Work required: Every line below is to be copied exactly, with the pictures left out.

Material:
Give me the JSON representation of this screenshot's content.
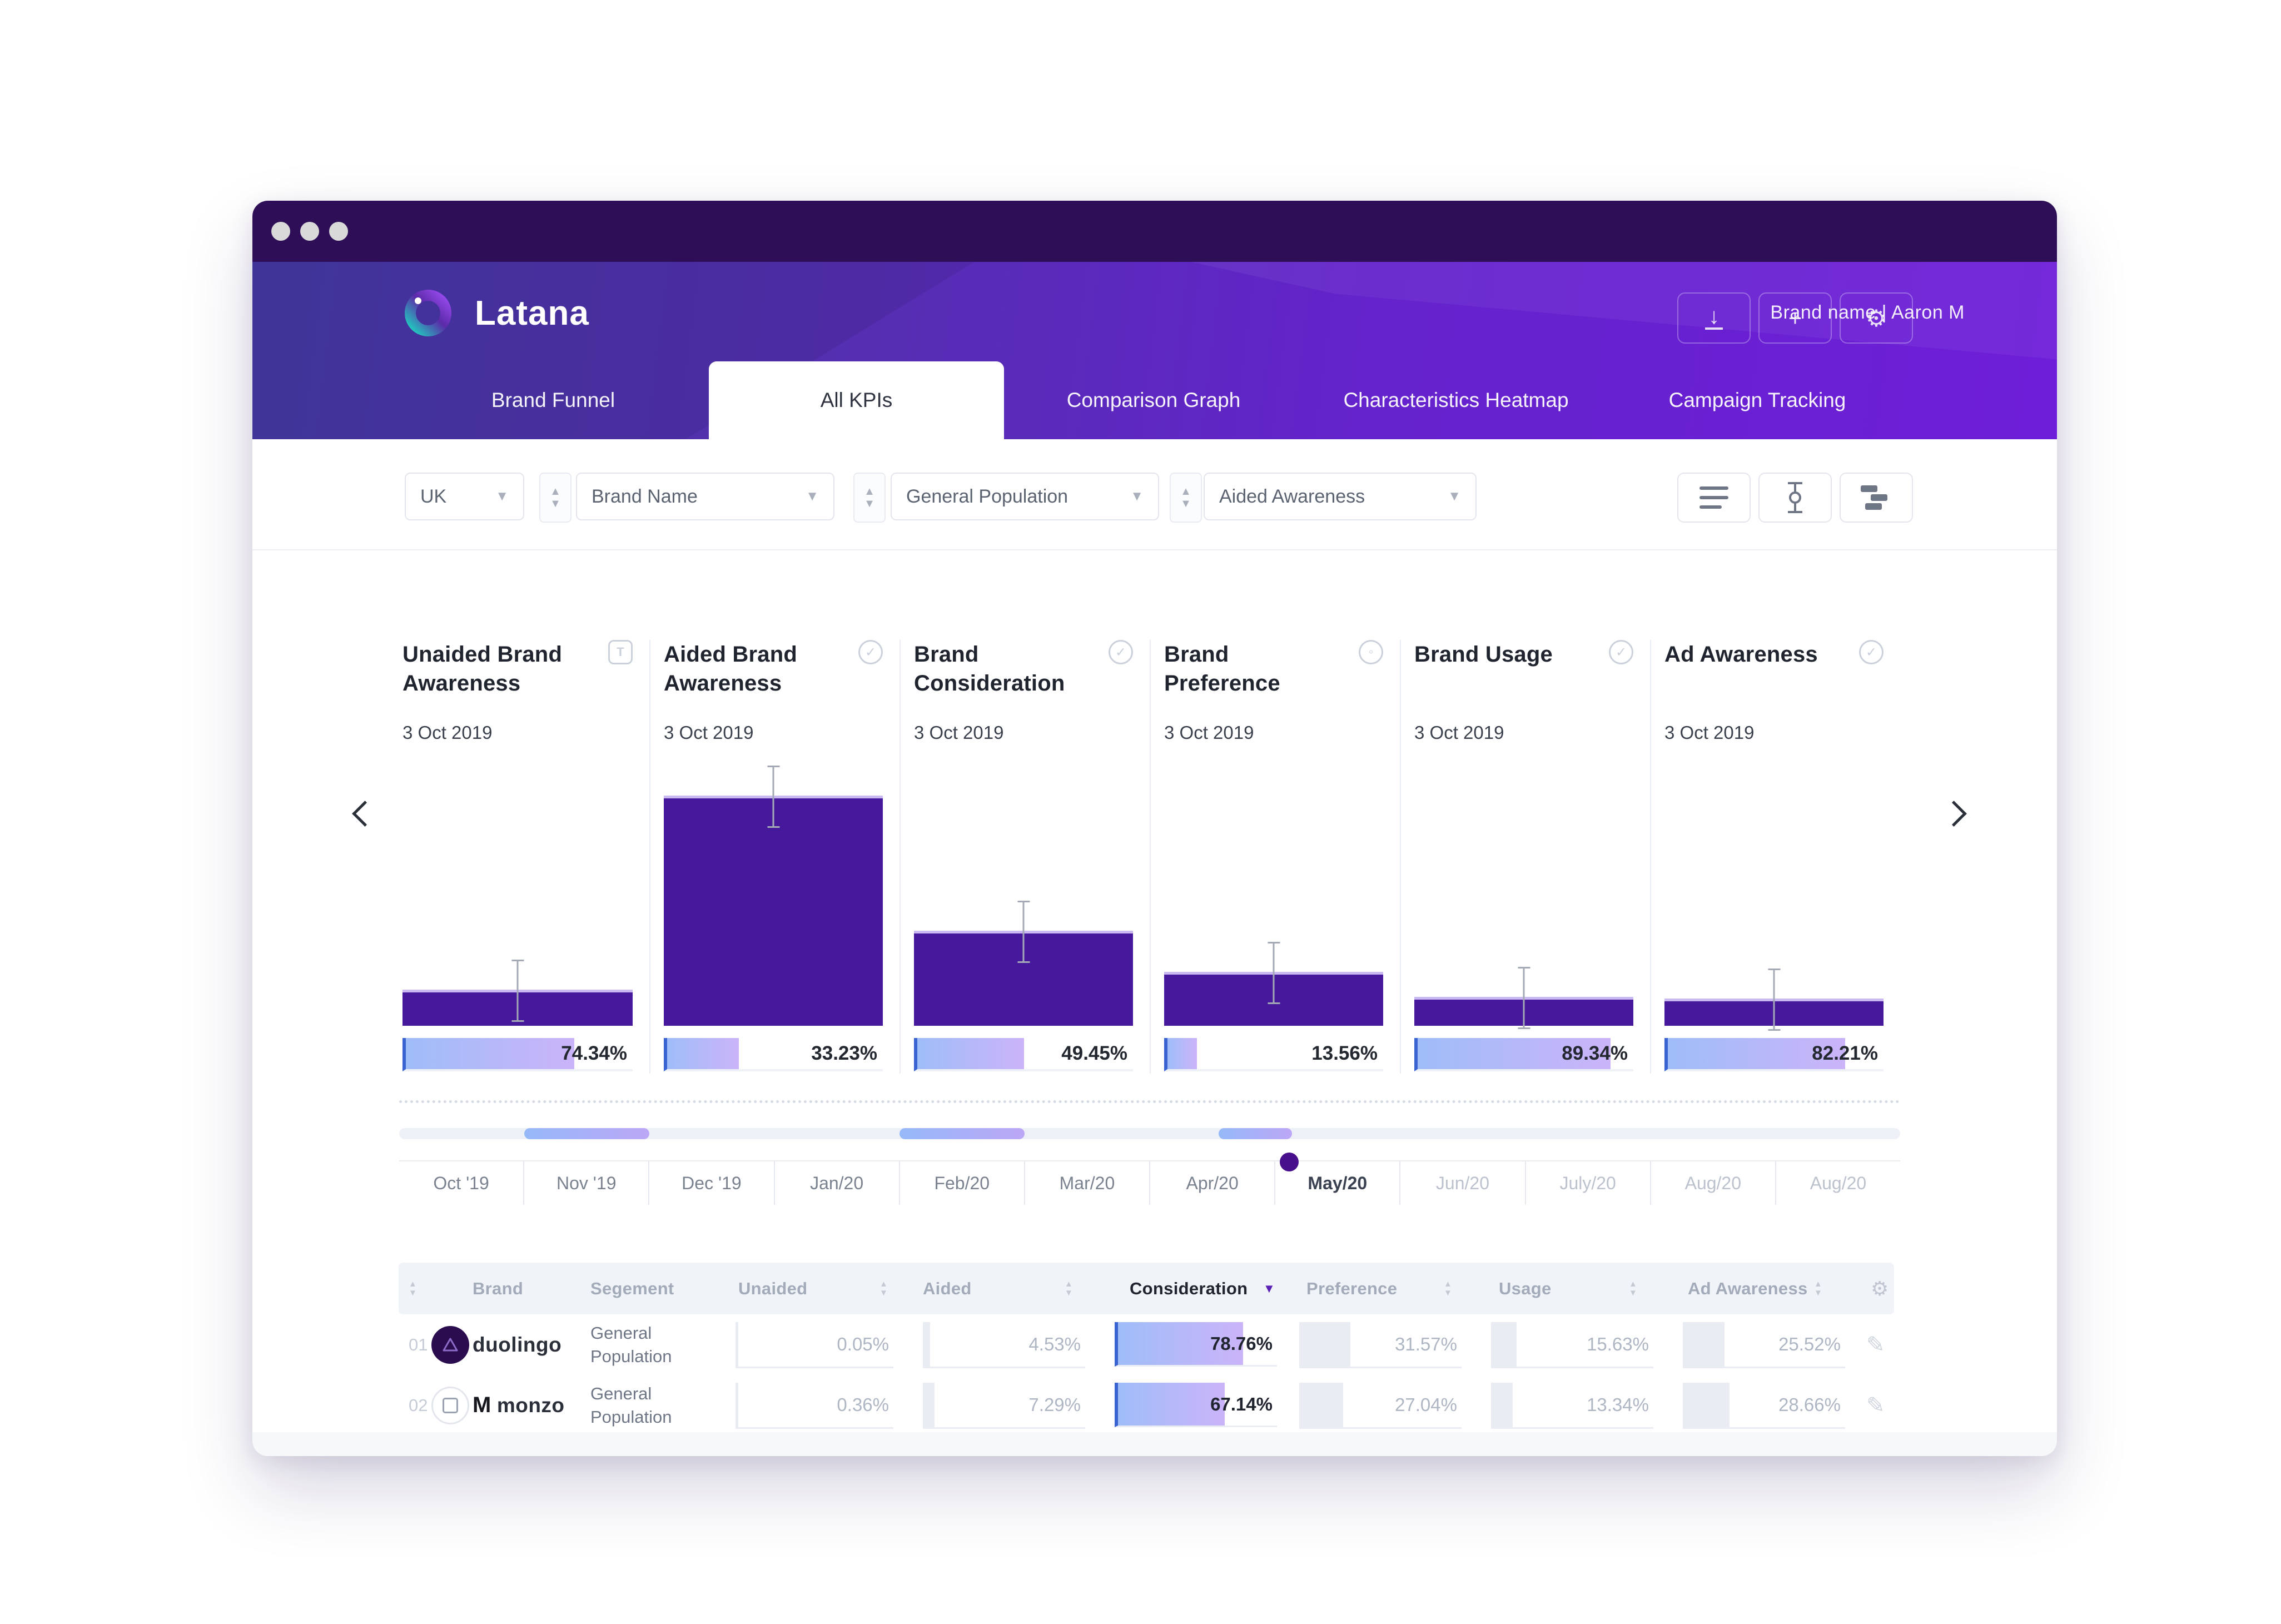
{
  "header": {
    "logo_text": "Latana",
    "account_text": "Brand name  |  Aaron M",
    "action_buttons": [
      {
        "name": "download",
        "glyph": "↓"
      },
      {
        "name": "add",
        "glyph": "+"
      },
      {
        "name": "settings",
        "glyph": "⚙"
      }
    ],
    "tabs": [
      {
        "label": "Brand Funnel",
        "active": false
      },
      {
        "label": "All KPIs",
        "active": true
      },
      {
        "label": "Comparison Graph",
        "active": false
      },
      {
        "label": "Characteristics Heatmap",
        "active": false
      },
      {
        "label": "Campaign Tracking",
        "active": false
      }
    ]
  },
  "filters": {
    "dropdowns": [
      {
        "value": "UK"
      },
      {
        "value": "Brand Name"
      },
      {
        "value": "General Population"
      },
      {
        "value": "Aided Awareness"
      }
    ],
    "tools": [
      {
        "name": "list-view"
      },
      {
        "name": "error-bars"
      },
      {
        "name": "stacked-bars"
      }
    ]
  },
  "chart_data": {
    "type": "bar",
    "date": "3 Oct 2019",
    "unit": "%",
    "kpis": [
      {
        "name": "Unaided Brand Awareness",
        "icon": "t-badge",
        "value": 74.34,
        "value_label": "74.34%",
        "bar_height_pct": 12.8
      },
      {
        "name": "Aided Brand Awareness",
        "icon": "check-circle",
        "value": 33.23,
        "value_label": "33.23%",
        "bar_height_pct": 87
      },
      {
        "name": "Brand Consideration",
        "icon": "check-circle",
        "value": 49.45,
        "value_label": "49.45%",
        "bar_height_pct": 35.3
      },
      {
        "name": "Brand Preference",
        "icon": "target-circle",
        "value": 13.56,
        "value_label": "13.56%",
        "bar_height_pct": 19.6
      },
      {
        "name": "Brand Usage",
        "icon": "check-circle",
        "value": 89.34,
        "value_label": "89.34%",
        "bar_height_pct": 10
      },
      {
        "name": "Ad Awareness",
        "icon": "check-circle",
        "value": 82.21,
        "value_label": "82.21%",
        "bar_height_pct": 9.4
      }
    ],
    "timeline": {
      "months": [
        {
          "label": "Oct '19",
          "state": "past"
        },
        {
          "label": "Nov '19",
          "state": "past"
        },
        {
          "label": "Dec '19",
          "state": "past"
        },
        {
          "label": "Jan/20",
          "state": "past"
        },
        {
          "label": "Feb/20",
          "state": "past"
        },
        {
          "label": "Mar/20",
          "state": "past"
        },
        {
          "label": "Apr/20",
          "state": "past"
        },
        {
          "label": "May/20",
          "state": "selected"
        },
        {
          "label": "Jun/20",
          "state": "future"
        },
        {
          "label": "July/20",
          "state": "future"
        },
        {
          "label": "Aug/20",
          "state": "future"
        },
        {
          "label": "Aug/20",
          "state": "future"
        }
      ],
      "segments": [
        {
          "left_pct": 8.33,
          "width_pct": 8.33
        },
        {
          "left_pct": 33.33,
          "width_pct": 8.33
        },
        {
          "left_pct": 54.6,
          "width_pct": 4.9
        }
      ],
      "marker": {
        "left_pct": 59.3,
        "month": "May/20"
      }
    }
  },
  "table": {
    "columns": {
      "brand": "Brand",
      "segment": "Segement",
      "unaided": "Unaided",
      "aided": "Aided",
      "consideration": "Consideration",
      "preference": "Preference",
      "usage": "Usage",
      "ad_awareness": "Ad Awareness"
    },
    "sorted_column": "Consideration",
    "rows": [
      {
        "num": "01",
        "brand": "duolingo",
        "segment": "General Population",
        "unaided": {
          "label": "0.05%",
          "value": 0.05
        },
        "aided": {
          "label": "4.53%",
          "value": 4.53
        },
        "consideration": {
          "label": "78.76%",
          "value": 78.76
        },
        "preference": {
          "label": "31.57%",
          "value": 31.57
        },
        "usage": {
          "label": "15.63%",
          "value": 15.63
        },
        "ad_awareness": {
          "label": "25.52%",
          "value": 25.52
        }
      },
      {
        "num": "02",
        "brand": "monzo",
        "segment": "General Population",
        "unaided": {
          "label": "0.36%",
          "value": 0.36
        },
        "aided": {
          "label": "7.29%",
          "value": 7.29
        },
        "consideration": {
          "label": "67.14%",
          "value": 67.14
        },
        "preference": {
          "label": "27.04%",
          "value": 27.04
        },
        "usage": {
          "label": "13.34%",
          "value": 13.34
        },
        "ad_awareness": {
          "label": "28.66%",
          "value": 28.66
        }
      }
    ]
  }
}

Result:
Give me the JSON representation of this screenshot's content.
{
  "header": {
    "logo_text": "Latana",
    "account_text": "Brand name  |  Aaron M",
    "action_buttons": [
      {
        "name": "download",
        "glyph": "↓"
      },
      {
        "name": "add",
        "glyph": "+"
      },
      {
        "name": "settings",
        "glyph": "⚙"
      }
    ],
    "tabs": [
      {
        "label": "Brand Funnel",
        "active": false
      },
      {
        "label": "All KPIs",
        "active": true
      },
      {
        "label": "Comparison Graph",
        "active": false
      },
      {
        "label": "Characteristics Heatmap",
        "active": false
      },
      {
        "label": "Campaign Tracking",
        "active": false
      }
    ]
  },
  "filters": {
    "dropdowns": [
      {
        "value": "UK"
      },
      {
        "value": "Brand Name"
      },
      {
        "value": "General Population"
      },
      {
        "value": "Aided Awareness"
      }
    ],
    "tools": [
      {
        "name": "list-view"
      },
      {
        "name": "error-bars"
      },
      {
        "name": "stacked-bars"
      }
    ]
  },
  "chart_data": {
    "type": "bar",
    "date": "3 Oct 2019",
    "unit": "%",
    "kpis": [
      {
        "name": "Unaided Brand Awareness",
        "icon": "t-badge",
        "value": 74.34,
        "value_label": "74.34%",
        "bar_height_pct": 12.8
      },
      {
        "name": "Aided Brand Awareness",
        "icon": "check-circle",
        "value": 33.23,
        "value_label": "33.23%",
        "bar_height_pct": 87
      },
      {
        "name": "Brand Consideration",
        "icon": "check-circle",
        "value": 49.45,
        "value_label": "49.45%",
        "bar_height_pct": 35.3
      },
      {
        "name": "Brand Preference",
        "icon": "target-circle",
        "value": 13.56,
        "value_label": "13.56%",
        "bar_height_pct": 19.6
      },
      {
        "name": "Brand Usage",
        "icon": "check-circle",
        "value": 89.34,
        "value_label": "89.34%",
        "bar_height_pct": 10
      },
      {
        "name": "Ad Awareness",
        "icon": "check-circle",
        "value": 82.21,
        "value_label": "82.21%",
        "bar_height_pct": 9.4
      }
    ],
    "timeline": {
      "months": [
        {
          "label": "Oct '19",
          "state": "past"
        },
        {
          "label": "Nov '19",
          "state": "past"
        },
        {
          "label": "Dec '19",
          "state": "past"
        },
        {
          "label": "Jan/20",
          "state": "past"
        },
        {
          "label": "Feb/20",
          "state": "past"
        },
        {
          "label": "Mar/20",
          "state": "past"
        },
        {
          "label": "Apr/20",
          "state": "past"
        },
        {
          "label": "May/20",
          "state": "selected"
        },
        {
          "label": "Jun/20",
          "state": "future"
        },
        {
          "label": "July/20",
          "state": "future"
        },
        {
          "label": "Aug/20",
          "state": "future"
        },
        {
          "label": "Aug/20",
          "state": "future"
        }
      ],
      "segments": [
        {
          "left_pct": 8.33,
          "width_pct": 8.33
        },
        {
          "left_pct": 33.33,
          "width_pct": 8.33
        },
        {
          "left_pct": 54.6,
          "width_pct": 4.9
        }
      ],
      "marker": {
        "left_pct": 59.3,
        "month": "May/20"
      }
    }
  },
  "table": {
    "columns": {
      "brand": "Brand",
      "segment": "Segement",
      "unaided": "Unaided",
      "aided": "Aided",
      "consideration": "Consideration",
      "preference": "Preference",
      "usage": "Usage",
      "ad_awareness": "Ad Awareness"
    },
    "sorted_column": "Consideration",
    "rows": [
      {
        "num": "01",
        "brand": "duolingo",
        "segment": "General Population",
        "unaided": {
          "label": "0.05%",
          "value": 0.05
        },
        "aided": {
          "label": "4.53%",
          "value": 4.53
        },
        "consideration": {
          "label": "78.76%",
          "value": 78.76
        },
        "preference": {
          "label": "31.57%",
          "value": 31.57
        },
        "usage": {
          "label": "15.63%",
          "value": 15.63
        },
        "ad_awareness": {
          "label": "25.52%",
          "value": 25.52
        }
      },
      {
        "num": "02",
        "brand": "monzo",
        "segment": "General Population",
        "unaided": {
          "label": "0.36%",
          "value": 0.36
        },
        "aided": {
          "label": "7.29%",
          "value": 7.29
        },
        "consideration": {
          "label": "67.14%",
          "value": 67.14
        },
        "preference": {
          "label": "27.04%",
          "value": 27.04
        },
        "usage": {
          "label": "13.34%",
          "value": 13.34
        },
        "ad_awareness": {
          "label": "28.66%",
          "value": 28.66
        }
      }
    ]
  }
}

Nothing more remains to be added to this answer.